> [Rows]
• • • • • • •

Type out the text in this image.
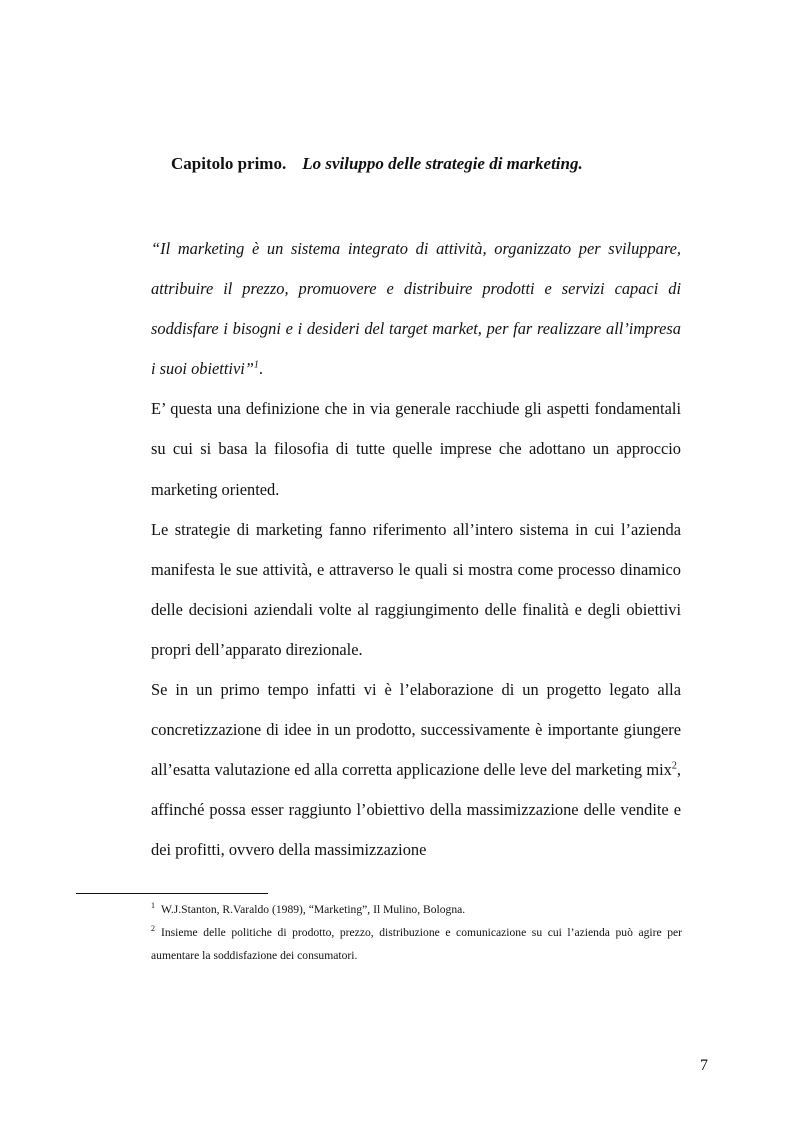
Capitolo primo. Lo sviluppo delle strategie di marketing.

“Il marketing è un sistema integrato di attività, organizzato per sviluppare, attribuire il prezzo, promuovere e distribuire prodotti e servizi capaci di soddisfare i bisogni e i desideri del target market, per far realizzare all’impresa i suoi obiettivi”$^1$.

E’ questa una definizione che in via generale racchiude gli aspetti fondamentali su cui si basa la filosofia di tutte quelle imprese che adottano un approccio marketing oriented.

Le strategie di marketing fanno riferimento all’intero sistema in cui l’azienda manifesta le sue attività, e attraverso le quali si mostra come processo dinamico delle decisioni aziendali volte al raggiungimento delle finalità e degli obiettivi propri dell’apparato direzionale.

Se in un primo tempo infatti vi è l’elaborazione di un progetto legato alla concretizzazione di idee in un prodotto, successivamente è importante giungere all’esatta valutazione ed alla corretta applicazione delle leve del marketing mix$^2$, affinché possa esser raggiunto l’obiettivo della massimizzazione delle vendite e dei profitti, ovvero della massimizzazione

$^1$ W.J.Stanton, R.Varaldo (1989), “Marketing”, Il Mulino, Bologna.

$^2$ Insieme delle politiche di prodotto, prezzo, distribuzione e comunicazione su cui l’azienda può agire per aumentare la soddisfazione dei consumatori.

7
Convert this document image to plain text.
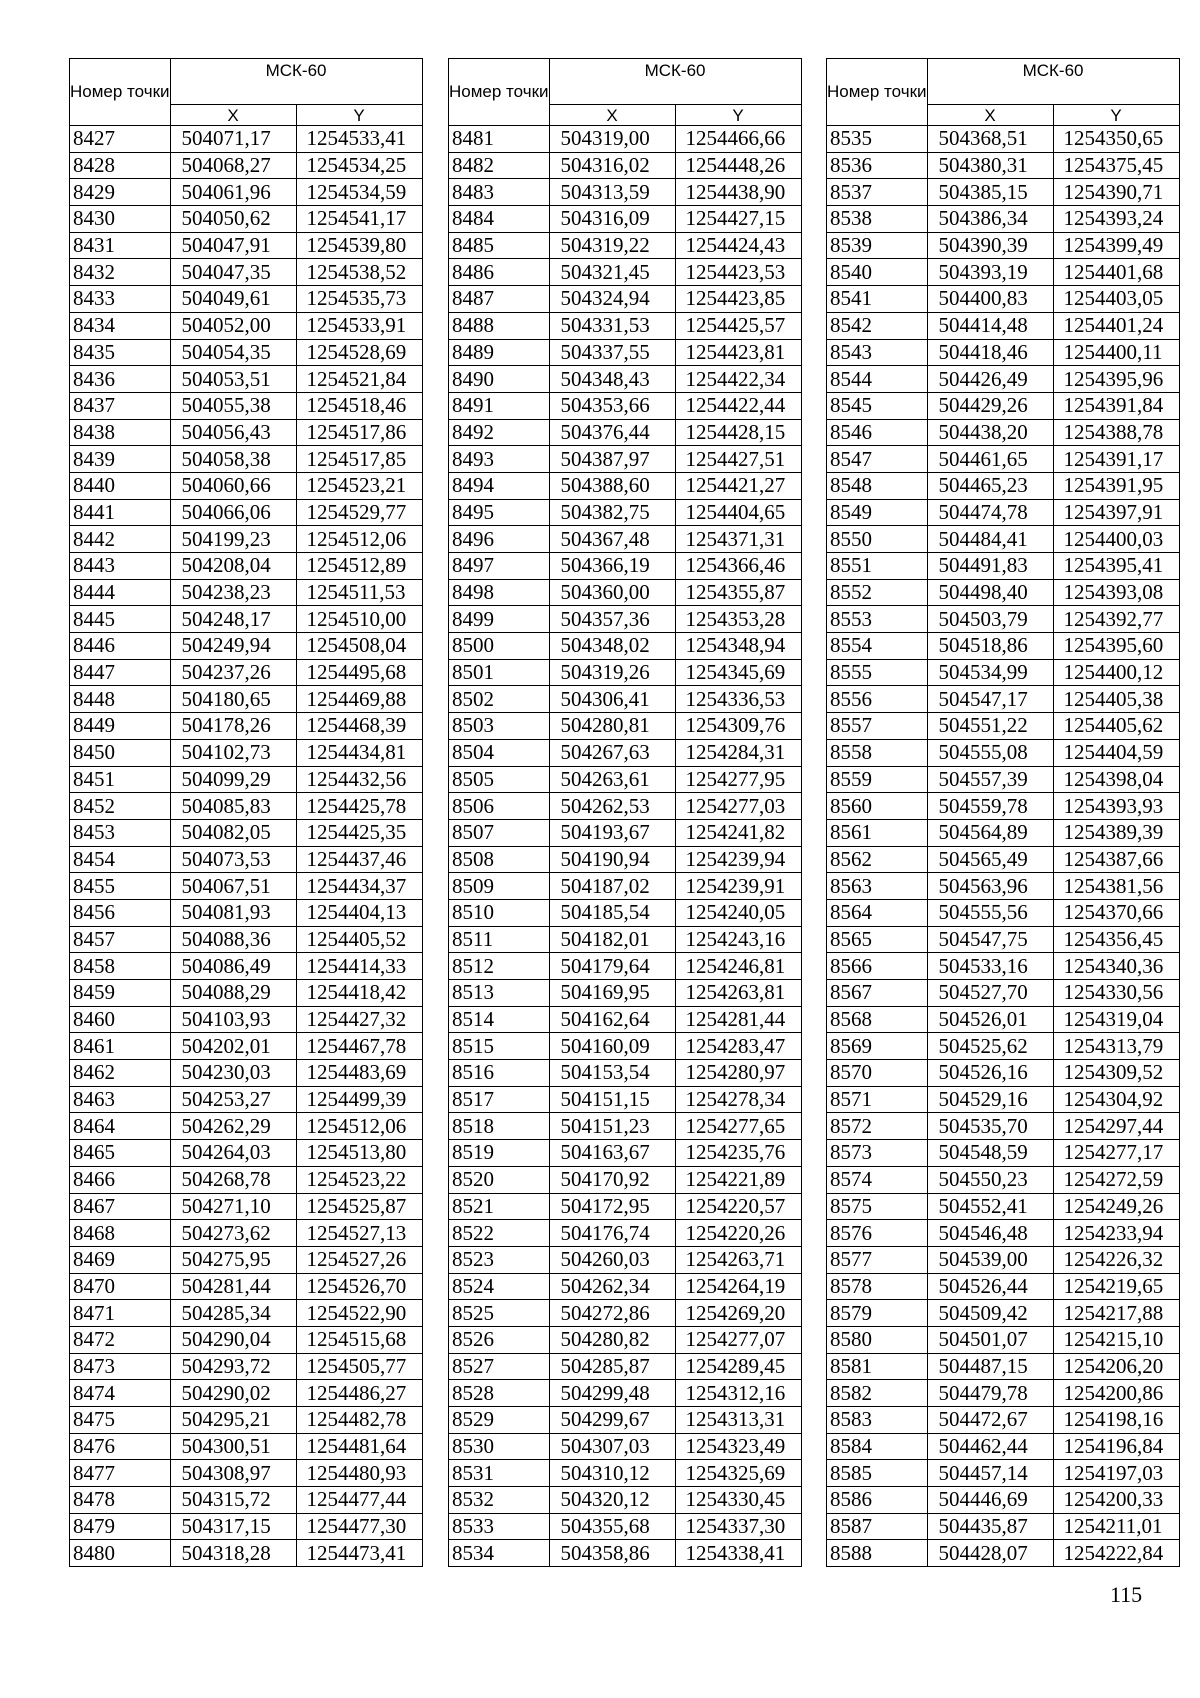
Номер точки	МСК-60	
	X	Y
8427	504071,17	1254533,41
8428	504068,27	1254534,25
8429	504061,96	1254534,59
8430	504050,62	1254541,17
8431	504047,91	1254539,80
8432	504047,35	1254538,52
8433	504049,61	1254535,73
8434	504052,00	1254533,91
8435	504054,35	1254528,69
8436	504053,51	1254521,84
8437	504055,38	1254518,46
8438	504056,43	1254517,86
8439	504058,38	1254517,85
8440	504060,66	1254523,21
8441	504066,06	1254529,77
8442	504199,23	1254512,06
8443	504208,04	1254512,89
8444	504238,23	1254511,53
8445	504248,17	1254510,00
8446	504249,94	1254508,04
8447	504237,26	1254495,68
8448	504180,65	1254469,88
8449	504178,26	1254468,39
8450	504102,73	1254434,81
8451	504099,29	1254432,56
8452	504085,83	1254425,78
8453	504082,05	1254425,35
8454	504073,53	1254437,46
8455	504067,51	1254434,37
8456	504081,93	1254404,13
8457	504088,36	1254405,52
8458	504086,49	1254414,33
8459	504088,29	1254418,42
8460	504103,93	1254427,32
8461	504202,01	1254467,78
8462	504230,03	1254483,69
8463	504253,27	1254499,39
8464	504262,29	1254512,06
8465	504264,03	1254513,80
8466	504268,78	1254523,22
8467	504271,10	1254525,87
8468	504273,62	1254527,13
8469	504275,95	1254527,26
8470	504281,44	1254526,70
8471	504285,34	1254522,90
8472	504290,04	1254515,68
8473	504293,72	1254505,77
8474	504290,02	1254486,27
8475	504295,21	1254482,78
8476	504300,51	1254481,64
8477	504308,97	1254480,93
8478	504315,72	1254477,44
8479	504317,15	1254477,30
8480	504318,28	1254473,41
Номер точки	МСК-60	
	X	Y
8481	504319,00	1254466,66
8482	504316,02	1254448,26
8483	504313,59	1254438,90
8484	504316,09	1254427,15
8485	504319,22	1254424,43
8486	504321,45	1254423,53
8487	504324,94	1254423,85
8488	504331,53	1254425,57
8489	504337,55	1254423,81
8490	504348,43	1254422,34
8491	504353,66	1254422,44
8492	504376,44	1254428,15
8493	504387,97	1254427,51
8494	504388,60	1254421,27
8495	504382,75	1254404,65
8496	504367,48	1254371,31
8497	504366,19	1254366,46
8498	504360,00	1254355,87
8499	504357,36	1254353,28
8500	504348,02	1254348,94
8501	504319,26	1254345,69
8502	504306,41	1254336,53
8503	504280,81	1254309,76
8504	504267,63	1254284,31
8505	504263,61	1254277,95
8506	504262,53	1254277,03
8507	504193,67	1254241,82
8508	504190,94	1254239,94
8509	504187,02	1254239,91
8510	504185,54	1254240,05
8511	504182,01	1254243,16
8512	504179,64	1254246,81
8513	504169,95	1254263,81
8514	504162,64	1254281,44
8515	504160,09	1254283,47
8516	504153,54	1254280,97
8517	504151,15	1254278,34
8518	504151,23	1254277,65
8519	504163,67	1254235,76
8520	504170,92	1254221,89
8521	504172,95	1254220,57
8522	504176,74	1254220,26
8523	504260,03	1254263,71
8524	504262,34	1254264,19
8525	504272,86	1254269,20
8526	504280,82	1254277,07
8527	504285,87	1254289,45
8528	504299,48	1254312,16
8529	504299,67	1254313,31
8530	504307,03	1254323,49
8531	504310,12	1254325,69
8532	504320,12	1254330,45
8533	504355,68	1254337,30
8534	504358,86	1254338,41
Номер точки	МСК-60	
	X	Y
8535	504368,51	1254350,65
8536	504380,31	1254375,45
8537	504385,15	1254390,71
8538	504386,34	1254393,24
8539	504390,39	1254399,49
8540	504393,19	1254401,68
8541	504400,83	1254403,05
8542	504414,48	1254401,24
8543	504418,46	1254400,11
8544	504426,49	1254395,96
8545	504429,26	1254391,84
8546	504438,20	1254388,78
8547	504461,65	1254391,17
8548	504465,23	1254391,95
8549	504474,78	1254397,91
8550	504484,41	1254400,03
8551	504491,83	1254395,41
8552	504498,40	1254393,08
8553	504503,79	1254392,77
8554	504518,86	1254395,60
8555	504534,99	1254400,12
8556	504547,17	1254405,38
8557	504551,22	1254405,62
8558	504555,08	1254404,59
8559	504557,39	1254398,04
8560	504559,78	1254393,93
8561	504564,89	1254389,39
8562	504565,49	1254387,66
8563	504563,96	1254381,56
8564	504555,56	1254370,66
8565	504547,75	1254356,45
8566	504533,16	1254340,36
8567	504527,70	1254330,56
8568	504526,01	1254319,04
8569	504525,62	1254313,79
8570	504526,16	1254309,52
8571	504529,16	1254304,92
8572	504535,70	1254297,44
8573	504548,59	1254277,17
8574	504550,23	1254272,59
8575	504552,41	1254249,26
8576	504546,48	1254233,94
8577	504539,00	1254226,32
8578	504526,44	1254219,65
8579	504509,42	1254217,88
8580	504501,07	1254215,10
8581	504487,15	1254206,20
8582	504479,78	1254200,86
8583	504472,67	1254198,16
8584	504462,44	1254196,84
8585	504457,14	1254197,03
8586	504446,69	1254200,33
8587	504435,87	1254211,01
8588	504428,07	1254222,84
115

• • • • • • •

> [Task requirements] Using the listing above, state the number of lines that hold "image", with no other text.

> [Answer in full] 2